_Requirement_
Gather all lines containing the string "JSON" and copy them out.

_Structured figure records_
---+---

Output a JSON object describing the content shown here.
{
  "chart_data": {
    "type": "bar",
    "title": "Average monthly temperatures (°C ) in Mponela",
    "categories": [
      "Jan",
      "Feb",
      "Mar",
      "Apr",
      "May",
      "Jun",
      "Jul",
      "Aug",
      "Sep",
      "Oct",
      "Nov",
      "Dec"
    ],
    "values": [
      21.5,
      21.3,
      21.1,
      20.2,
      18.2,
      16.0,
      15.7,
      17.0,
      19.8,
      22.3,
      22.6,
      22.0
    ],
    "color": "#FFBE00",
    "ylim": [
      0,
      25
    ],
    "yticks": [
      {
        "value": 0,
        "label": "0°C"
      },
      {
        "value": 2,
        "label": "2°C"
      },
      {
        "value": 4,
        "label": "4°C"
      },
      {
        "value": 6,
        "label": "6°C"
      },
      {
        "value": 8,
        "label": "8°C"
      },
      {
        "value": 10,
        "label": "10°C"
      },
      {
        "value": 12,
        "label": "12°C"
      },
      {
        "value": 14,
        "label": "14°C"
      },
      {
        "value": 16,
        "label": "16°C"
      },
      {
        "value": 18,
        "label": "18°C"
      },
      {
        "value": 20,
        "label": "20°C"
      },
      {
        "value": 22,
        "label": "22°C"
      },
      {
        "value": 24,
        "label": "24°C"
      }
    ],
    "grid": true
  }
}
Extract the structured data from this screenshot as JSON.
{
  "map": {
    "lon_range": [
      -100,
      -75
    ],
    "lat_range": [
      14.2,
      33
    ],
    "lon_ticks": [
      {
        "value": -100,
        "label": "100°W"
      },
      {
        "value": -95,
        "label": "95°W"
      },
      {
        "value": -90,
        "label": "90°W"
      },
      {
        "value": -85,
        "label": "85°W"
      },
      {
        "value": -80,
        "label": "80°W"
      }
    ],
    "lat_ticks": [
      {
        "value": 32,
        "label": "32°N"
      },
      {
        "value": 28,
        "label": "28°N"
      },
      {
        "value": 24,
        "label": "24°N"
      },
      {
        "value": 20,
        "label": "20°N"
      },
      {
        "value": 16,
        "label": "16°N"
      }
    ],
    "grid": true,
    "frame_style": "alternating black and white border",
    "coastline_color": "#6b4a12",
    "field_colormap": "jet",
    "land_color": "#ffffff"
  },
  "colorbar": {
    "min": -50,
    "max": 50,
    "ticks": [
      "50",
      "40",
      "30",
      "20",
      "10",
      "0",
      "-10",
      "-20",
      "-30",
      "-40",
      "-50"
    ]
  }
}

---+---

_Result of the exercise_
Output a JSON object describing the content shown here.
Extract the structured data from this screenshot as JSON.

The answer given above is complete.